## [THE REQUEST]
Transcribe every line, keeping it exact.

::: RECORDS SHOWN :::

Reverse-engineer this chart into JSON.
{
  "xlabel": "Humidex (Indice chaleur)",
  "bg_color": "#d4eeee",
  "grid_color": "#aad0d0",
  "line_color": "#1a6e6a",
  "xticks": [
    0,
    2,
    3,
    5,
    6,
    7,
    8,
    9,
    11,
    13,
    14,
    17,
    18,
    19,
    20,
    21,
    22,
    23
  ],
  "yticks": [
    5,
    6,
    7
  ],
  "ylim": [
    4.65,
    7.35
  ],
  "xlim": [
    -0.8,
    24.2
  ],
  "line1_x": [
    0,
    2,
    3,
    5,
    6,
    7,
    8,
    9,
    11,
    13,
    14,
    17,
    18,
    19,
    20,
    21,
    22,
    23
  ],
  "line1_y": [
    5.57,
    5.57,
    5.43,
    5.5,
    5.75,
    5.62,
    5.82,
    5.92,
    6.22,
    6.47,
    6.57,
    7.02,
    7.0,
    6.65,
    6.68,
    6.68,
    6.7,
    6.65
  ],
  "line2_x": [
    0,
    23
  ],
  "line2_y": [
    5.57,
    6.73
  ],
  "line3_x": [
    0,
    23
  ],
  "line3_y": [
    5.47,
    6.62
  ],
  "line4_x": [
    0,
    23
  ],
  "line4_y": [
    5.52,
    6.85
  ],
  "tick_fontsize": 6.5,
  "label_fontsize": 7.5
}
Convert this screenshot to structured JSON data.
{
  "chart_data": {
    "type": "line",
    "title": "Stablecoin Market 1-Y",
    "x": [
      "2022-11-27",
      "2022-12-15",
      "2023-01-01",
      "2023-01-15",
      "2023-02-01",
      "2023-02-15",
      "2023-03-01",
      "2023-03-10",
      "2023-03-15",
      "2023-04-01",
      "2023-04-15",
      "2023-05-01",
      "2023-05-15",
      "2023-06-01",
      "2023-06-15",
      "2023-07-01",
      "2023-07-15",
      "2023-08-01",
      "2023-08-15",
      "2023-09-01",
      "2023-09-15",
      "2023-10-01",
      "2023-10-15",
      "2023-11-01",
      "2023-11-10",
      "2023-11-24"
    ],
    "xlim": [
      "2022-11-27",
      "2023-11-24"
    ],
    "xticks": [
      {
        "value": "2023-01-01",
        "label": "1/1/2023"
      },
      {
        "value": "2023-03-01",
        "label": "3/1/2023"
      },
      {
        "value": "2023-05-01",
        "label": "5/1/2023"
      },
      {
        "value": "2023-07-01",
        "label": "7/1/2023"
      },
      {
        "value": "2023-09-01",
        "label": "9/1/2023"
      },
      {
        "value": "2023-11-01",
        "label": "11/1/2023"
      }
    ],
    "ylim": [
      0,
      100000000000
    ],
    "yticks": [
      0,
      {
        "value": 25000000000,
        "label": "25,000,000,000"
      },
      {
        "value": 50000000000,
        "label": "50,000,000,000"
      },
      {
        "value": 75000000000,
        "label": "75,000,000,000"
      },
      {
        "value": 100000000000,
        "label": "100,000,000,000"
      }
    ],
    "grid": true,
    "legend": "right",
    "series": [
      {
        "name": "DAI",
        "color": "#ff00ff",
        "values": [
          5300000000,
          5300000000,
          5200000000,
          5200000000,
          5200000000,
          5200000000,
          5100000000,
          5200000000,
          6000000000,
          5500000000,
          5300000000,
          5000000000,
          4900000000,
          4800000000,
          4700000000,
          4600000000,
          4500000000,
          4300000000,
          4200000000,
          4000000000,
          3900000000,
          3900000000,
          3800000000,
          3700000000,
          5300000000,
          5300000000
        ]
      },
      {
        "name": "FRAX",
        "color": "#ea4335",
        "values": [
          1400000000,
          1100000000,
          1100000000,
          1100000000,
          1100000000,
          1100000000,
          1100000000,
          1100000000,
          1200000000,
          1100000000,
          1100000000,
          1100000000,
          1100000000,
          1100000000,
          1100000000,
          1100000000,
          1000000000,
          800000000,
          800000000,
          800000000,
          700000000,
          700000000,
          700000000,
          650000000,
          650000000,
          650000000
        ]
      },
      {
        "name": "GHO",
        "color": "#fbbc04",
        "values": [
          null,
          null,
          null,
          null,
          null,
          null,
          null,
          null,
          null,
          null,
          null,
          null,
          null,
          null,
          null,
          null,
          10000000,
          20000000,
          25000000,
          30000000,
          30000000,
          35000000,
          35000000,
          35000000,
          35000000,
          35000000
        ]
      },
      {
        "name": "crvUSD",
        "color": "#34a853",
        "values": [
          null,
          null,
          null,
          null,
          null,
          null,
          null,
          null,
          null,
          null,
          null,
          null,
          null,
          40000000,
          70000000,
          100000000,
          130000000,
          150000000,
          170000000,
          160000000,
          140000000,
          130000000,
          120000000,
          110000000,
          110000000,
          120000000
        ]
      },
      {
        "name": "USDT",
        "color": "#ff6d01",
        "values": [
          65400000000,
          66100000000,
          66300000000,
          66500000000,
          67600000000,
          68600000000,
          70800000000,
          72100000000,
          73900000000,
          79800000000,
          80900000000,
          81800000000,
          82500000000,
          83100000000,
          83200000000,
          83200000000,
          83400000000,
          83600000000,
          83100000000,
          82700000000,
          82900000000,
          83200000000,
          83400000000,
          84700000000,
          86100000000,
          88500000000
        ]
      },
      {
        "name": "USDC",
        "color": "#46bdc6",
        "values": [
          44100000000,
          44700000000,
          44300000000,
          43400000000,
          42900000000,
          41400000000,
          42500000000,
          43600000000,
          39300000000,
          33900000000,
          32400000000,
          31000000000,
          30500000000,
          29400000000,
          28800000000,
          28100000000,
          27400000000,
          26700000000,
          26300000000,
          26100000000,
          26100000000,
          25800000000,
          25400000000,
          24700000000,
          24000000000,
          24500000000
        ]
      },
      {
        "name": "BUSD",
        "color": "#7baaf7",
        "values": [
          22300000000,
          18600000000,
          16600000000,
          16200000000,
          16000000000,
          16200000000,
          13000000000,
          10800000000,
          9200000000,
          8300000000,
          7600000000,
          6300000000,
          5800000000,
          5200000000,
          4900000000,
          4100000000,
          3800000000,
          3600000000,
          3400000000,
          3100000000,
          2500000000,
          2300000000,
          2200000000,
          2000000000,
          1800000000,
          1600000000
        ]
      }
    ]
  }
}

:::

## [OUTPUT BELOW]
Reverse-engineer this chart into JSON.
{
  "xlabel": "Humidex (Indice chaleur)",
  "bg_color": "#d4eeee",
  "grid_color": "#aad0d0",
  "line_color": "#1a6e6a",
  "xticks": [
    0,
    2,
    3,
    5,
    6,
    7,
    8,
    9,
    11,
    13,
    14,
    17,
    18,
    19,
    20,
    21,
    22,
    23
  ],
  "yticks": [
    5,
    6,
    7
  ],
  "ylim": [
    4.65,
    7.35
  ],
  "xlim": [
    -0.8,
    24.2
  ],
  "line1_x": [
    0,
    2,
    3,
    5,
    6,
    7,
    8,
    9,
    11,
    13,
    14,
    17,
    18,
    19,
    20,
    21,
    22,
    23
  ],
  "line1_y": [
    5.57,
    5.57,
    5.43,
    5.5,
    5.75,
    5.62,
    5.82,
    5.92,
    6.22,
    6.47,
    6.57,
    7.02,
    7.0,
    6.65,
    6.68,
    6.68,
    6.7,
    6.65
  ],
  "line2_x": [
    0,
    23
  ],
  "line2_y": [
    5.57,
    6.73
  ],
  "line3_x": [
    0,
    23
  ],
  "line3_y": [
    5.47,
    6.62
  ],
  "line4_x": [
    0,
    23
  ],
  "line4_y": [
    5.52,
    6.85
  ],
  "tick_fontsize": 6.5,
  "label_fontsize": 7.5
}
Convert this screenshot to structured JSON data.
{
  "chart_data": {
    "type": "line",
    "title": "Stablecoin Market 1-Y",
    "x": [
      "2022-11-27",
      "2022-12-15",
      "2023-01-01",
      "2023-01-15",
      "2023-02-01",
      "2023-02-15",
      "2023-03-01",
      "2023-03-10",
      "2023-03-15",
      "2023-04-01",
      "2023-04-15",
      "2023-05-01",
      "2023-05-15",
      "2023-06-01",
      "2023-06-15",
      "2023-07-01",
      "2023-07-15",
      "2023-08-01",
      "2023-08-15",
      "2023-09-01",
      "2023-09-15",
      "2023-10-01",
      "2023-10-15",
      "2023-11-01",
      "2023-11-10",
      "2023-11-24"
    ],
    "xlim": [
      "2022-11-27",
      "2023-11-24"
    ],
    "xticks": [
      {
        "value": "2023-01-01",
        "label": "1/1/2023"
      },
      {
        "value": "2023-03-01",
        "label": "3/1/2023"
      },
      {
        "value": "2023-05-01",
        "label": "5/1/2023"
      },
      {
        "value": "2023-07-01",
        "label": "7/1/2023"
      },
      {
        "value": "2023-09-01",
        "label": "9/1/2023"
      },
      {
        "value": "2023-11-01",
        "label": "11/1/2023"
      }
    ],
    "ylim": [
      0,
      100000000000
    ],
    "yticks": [
      0,
      {
        "value": 25000000000,
        "label": "25,000,000,000"
      },
      {
        "value": 50000000000,
        "label": "50,000,000,000"
      },
      {
        "value": 75000000000,
        "label": "75,000,000,000"
      },
      {
        "value": 100000000000,
        "label": "100,000,000,000"
      }
    ],
    "grid": true,
    "legend": "right",
    "series": [
      {
        "name": "DAI",
        "color": "#ff00ff",
        "values": [
          5300000000,
          5300000000,
          5200000000,
          5200000000,
          5200000000,
          5200000000,
          5100000000,
          5200000000,
          6000000000,
          5500000000,
          5300000000,
          5000000000,
          4900000000,
          4800000000,
          4700000000,
          4600000000,
          4500000000,
          4300000000,
          4200000000,
          4000000000,
          3900000000,
          3900000000,
          3800000000,
          3700000000,
          5300000000,
          5300000000
        ]
      },
      {
        "name": "FRAX",
        "color": "#ea4335",
        "values": [
          1400000000,
          1100000000,
          1100000000,
          1100000000,
          1100000000,
          1100000000,
          1100000000,
          1100000000,
          1200000000,
          1100000000,
          1100000000,
          1100000000,
          1100000000,
          1100000000,
          1100000000,
          1100000000,
          1000000000,
          800000000,
          800000000,
          800000000,
          700000000,
          700000000,
          700000000,
          650000000,
          650000000,
          650000000
        ]
      },
      {
        "name": "GHO",
        "color": "#fbbc04",
        "values": [
          null,
          null,
          null,
          null,
          null,
          null,
          null,
          null,
          null,
          null,
          null,
          null,
          null,
          null,
          null,
          null,
          10000000,
          20000000,
          25000000,
          30000000,
          30000000,
          35000000,
          35000000,
          35000000,
          35000000,
          35000000
        ]
      },
      {
        "name": "crvUSD",
        "color": "#34a853",
        "values": [
          null,
          null,
          null,
          null,
          null,
          null,
          null,
          null,
          null,
          null,
          null,
          null,
          null,
          40000000,
          70000000,
          100000000,
          130000000,
          150000000,
          170000000,
          160000000,
          140000000,
          130000000,
          120000000,
          110000000,
          110000000,
          120000000
        ]
      },
      {
        "name": "USDT",
        "color": "#ff6d01",
        "values": [
          65400000000,
          66100000000,
          66300000000,
          66500000000,
          67600000000,
          68600000000,
          70800000000,
          72100000000,
          73900000000,
          79800000000,
          80900000000,
          81800000000,
          82500000000,
          83100000000,
          83200000000,
          83200000000,
          83400000000,
          83600000000,
          83100000000,
          82700000000,
          82900000000,
          83200000000,
          83400000000,
          84700000000,
          86100000000,
          88500000000
        ]
      },
      {
        "name": "USDC",
        "color": "#46bdc6",
        "values": [
          44100000000,
          44700000000,
          44300000000,
          43400000000,
          42900000000,
          41400000000,
          42500000000,
          43600000000,
          39300000000,
          33900000000,
          32400000000,
          31000000000,
          30500000000,
          29400000000,
          28800000000,
          28100000000,
          27400000000,
          26700000000,
          26300000000,
          26100000000,
          26100000000,
          25800000000,
          25400000000,
          24700000000,
          24000000000,
          24500000000
        ]
      },
      {
        "name": "BUSD",
        "color": "#7baaf7",
        "values": [
          22300000000,
          18600000000,
          16600000000,
          16200000000,
          16000000000,
          16200000000,
          13000000000,
          10800000000,
          9200000000,
          8300000000,
          7600000000,
          6300000000,
          5800000000,
          5200000000,
          4900000000,
          4100000000,
          3800000000,
          3600000000,
          3400000000,
          3100000000,
          2500000000,
          2300000000,
          2200000000,
          2000000000,
          1800000000,
          1600000000
        ]
      }
    ]
  }
}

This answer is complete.